• Given task:
Read the records and gather each line that includes "соответствии".

• Records for this exercise:
- - -
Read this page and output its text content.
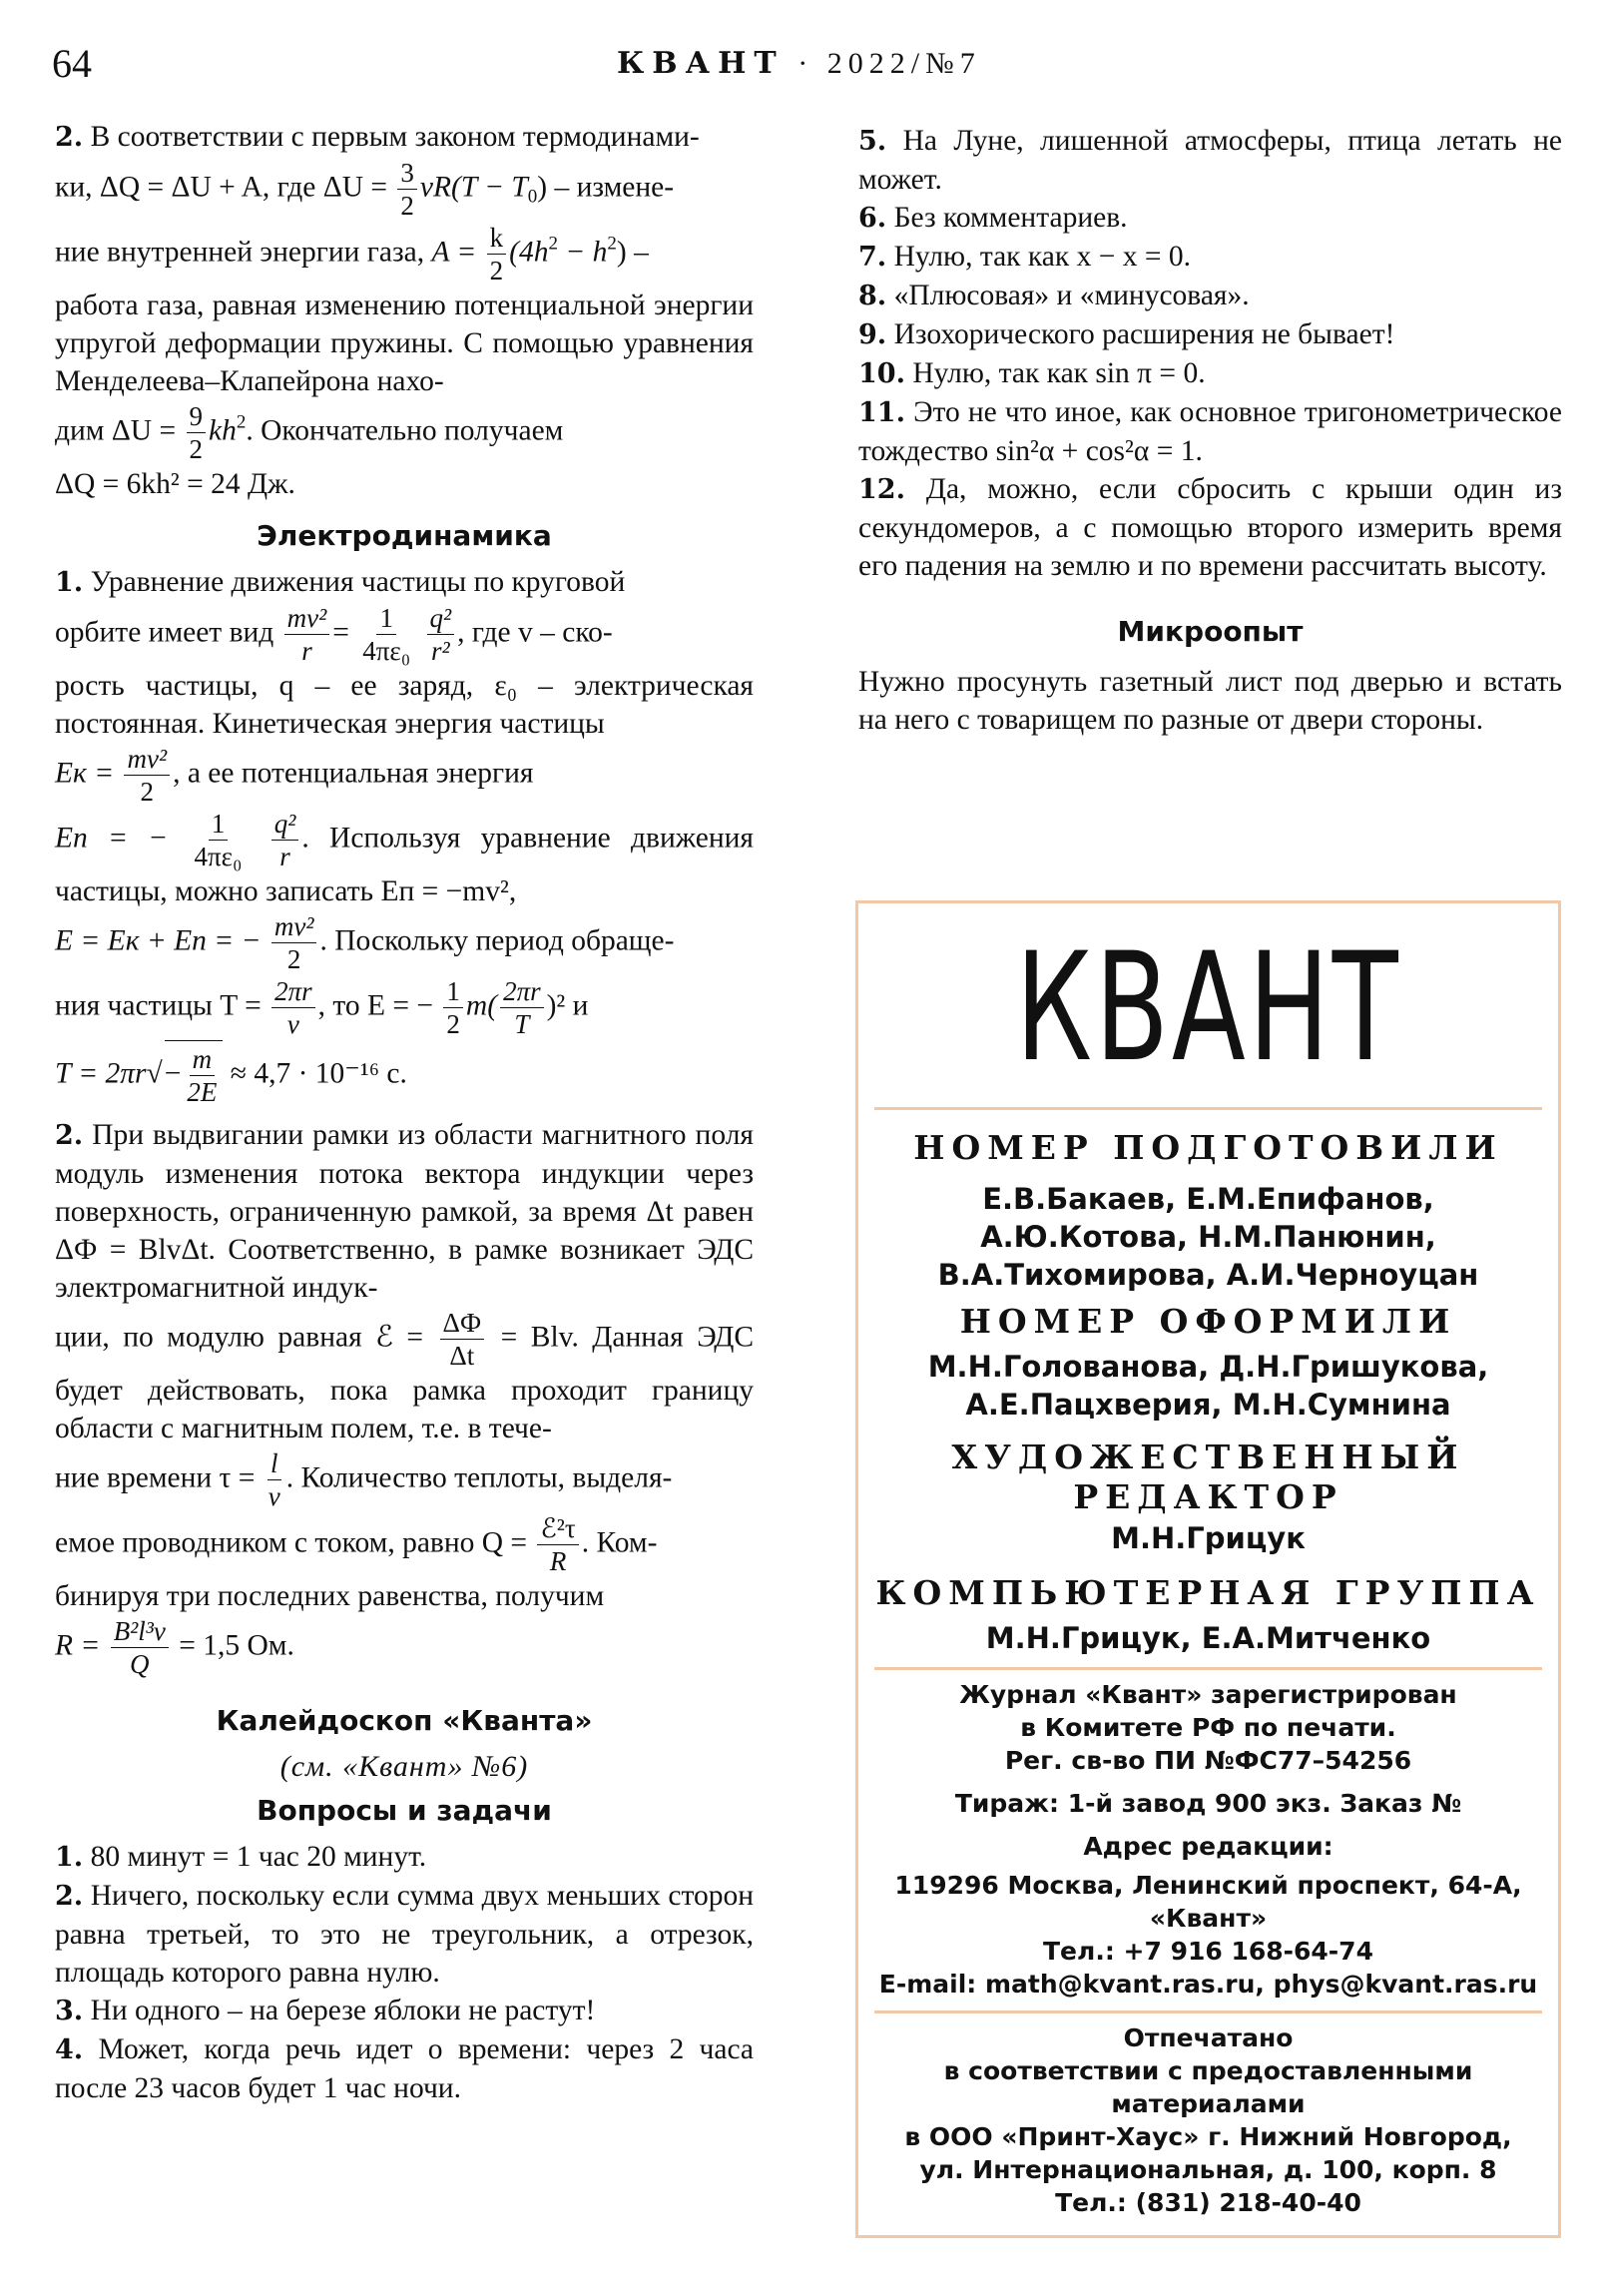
64	КВАНТ · 2022/№7

2. В соответствии с первым законом термодинами-

ки, ΔQ = ΔU + A, где $\Delta U = \frac{3}{2} \nu R(T - T_0)$ – измене-

ние внутренней энергии газа, $A = \frac{k}{2} (4h^2 - h^2)$ –

работа газа, равная изменению потенциальной энергии упругой деформации пружины. С помощью уравнения Менделеева–Клапейрона нахо-

дим $\Delta U = \frac{9}{2} kh^2$. Окончательно получаем

ΔQ = 6kh² = 24 Дж.

Электродинамика

1. Уравнение движения частицы по круговой

орбите имеет вид $\frac{\text{mv²}}{r} = \frac{1}{\text{4πε₀}}$
$\frac{\text{q²}}{\text{r²}}$ , где v – ско-

рость частицы, q – ее заряд, ε₀ – электрическая постоянная. Кинетическая энергия частицы

Eк = $\frac{\text{mv²}}{2}$ , а ее потенциальная энергия

Eп = − $\frac{1}{\text{4πε₀}}$
$\frac{\text{q²}}{r}$ . Используя уравнение движения частицы, можно записать Eп = −mv²,

E = Eк + Eп = − $\frac{\text{mv²}}{2}$ . Поскольку период обраще-

ния частицы $T = \frac{2\pi r}{v}$ , то E = − $\frac{1}{2} m( \frac{2\pi r}{T} )^2$ и

$T = 2\pi r√- \frac{m}{2E} \approx 4,7 \cdot 10^{-16}$ с.

2. При выдвигании рамки из области магнитного поля модуль изменения потока вектора индукции через поверхность, ограниченную рамкой, за время Δt равен ΔФ = BlvΔt. Соответственно, в рамке возникает ЭДС электромагнитной индук-

ции, по модулю равная ℰ = $\frac{\Delta Ф}{\Delta t}$ = Blv. Данная ЭДС будет действовать, пока рамка проходит границу области с магнитным полем, т.е. в тече-

ние времени $\tau = \frac{l}{v}$ . Количество теплоты, выделя-

емое проводником с током, равно $Q = \frac{\text{ℰ²τ}}{R}$ . Ком-

бинируя три последних равенства, получим

$R = \frac{\text{B²l³v}}{Q} = 1,5$ Ом.

Калейдоскоп «Кванта»
(см. «Квант» №6)
Вопросы и задачи

1. 80 минут = 1 час 20 минут.

2. Ничего, поскольку если сумма двух меньших сторон равна третьей, то это не треугольник, а отрезок, площадь которого равна нулю.

3. Ни одного – на березе яблоки не растут!

4. Может, когда речь идет о времени: через 2 часа после 23 часов будет 1 час ночи.

5. На Луне, лишенной атмосферы, птица летать не может.

6. Без комментариев.

7. Нулю, так как x − x = 0.

8. «Плюсовая» и «минусовая».

9. Изохорического расширения не бывает!

10. Нулю, так как sin π = 0.

11. Это не что иное, как основное тригонометрическое тождество sin²α + cos²α = 1.

12. Да, можно, если сбросить с крыши один из секундомеров, а с помощью второго измерить время его падения на землю и по времени рассчитать высоту.

Микроопыт

Нужно просунуть газетный лист под дверью и встать на него с товарищем по разные от двери стороны.

КВАНТ

НОМЕР ПОДГОТОВИЛИ

Е.В.Бакаев, Е.М.Епифанов,

А.Ю.Котова, Н.М.Панюнин,

В.А.Тихомирова, А.И.Черноуцан

НОМЕР ОФОРМИЛИ

М.Н.Голованова, Д.Н.Гришукова,

А.Е.Пацхверия, М.Н.Сумнина

ХУДОЖЕСТВЕННЫЙ

РЕДАКТОР

М.Н.Грицук

КОМПЬЮТЕРНАЯ ГРУППА

М.Н.Грицук, Е.А.Митченко

Журнал «Квант» зарегистрирован

в Комитете РФ по печати.

Рег. св-во ПИ №ФС77–54256

Тираж: 1-й завод 900 экз. Заказ №

Адрес редакции:

119296 Москва, Ленинский проспект, 64-А,

«Квант»

Тел.: +7 916 168-64-74

E-mail: math@kvant.ras.ru, phys@kvant.ras.ru

Отпечатано

в соответствии с предоставленными

материалами

в ООО «Принт-Хаус» г. Нижний Новгород,

ул. Интернациональная, д. 100, корп. 8

Тел.: (831) 218-40-40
- - -
• Result:
2. В соответствии с первым законом термодинами-
в соответствии с предоставленными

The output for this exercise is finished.